> **Aim of the exercise**: Restate the whole listing exactly.
[START]
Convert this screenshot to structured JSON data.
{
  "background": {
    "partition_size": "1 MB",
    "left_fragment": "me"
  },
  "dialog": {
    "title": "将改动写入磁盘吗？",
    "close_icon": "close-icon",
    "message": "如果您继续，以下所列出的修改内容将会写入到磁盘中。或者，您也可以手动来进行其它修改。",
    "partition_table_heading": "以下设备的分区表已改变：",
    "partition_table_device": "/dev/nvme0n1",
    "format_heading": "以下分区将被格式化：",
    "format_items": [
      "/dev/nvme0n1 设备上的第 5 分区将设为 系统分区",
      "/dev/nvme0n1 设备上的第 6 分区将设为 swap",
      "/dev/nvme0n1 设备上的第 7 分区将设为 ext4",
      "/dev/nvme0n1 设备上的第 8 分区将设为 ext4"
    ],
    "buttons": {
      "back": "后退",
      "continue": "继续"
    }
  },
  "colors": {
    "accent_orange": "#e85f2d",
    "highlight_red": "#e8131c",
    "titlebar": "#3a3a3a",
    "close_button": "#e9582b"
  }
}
[END]
> **Written reply**:
Convert this screenshot to structured JSON data.
{
  "background": {
    "partition_size": "1 MB",
    "left_fragment": "me"
  },
  "dialog": {
    "title": "将改动写入磁盘吗？",
    "close_icon": "close-icon",
    "message": "如果您继续，以下所列出的修改内容将会写入到磁盘中。或者，您也可以手动来进行其它修改。",
    "partition_table_heading": "以下设备的分区表已改变：",
    "partition_table_device": "/dev/nvme0n1",
    "format_heading": "以下分区将被格式化：",
    "format_items": [
      "/dev/nvme0n1 设备上的第 5 分区将设为 系统分区",
      "/dev/nvme0n1 设备上的第 6 分区将设为 swap",
      "/dev/nvme0n1 设备上的第 7 分区将设为 ext4",
      "/dev/nvme0n1 设备上的第 8 分区将设为 ext4"
    ],
    "buttons": {
      "back": "后退",
      "continue": "继续"
    }
  },
  "colors": {
    "accent_orange": "#e85f2d",
    "highlight_red": "#e8131c",
    "titlebar": "#3a3a3a",
    "close_button": "#e9582b"
  }
}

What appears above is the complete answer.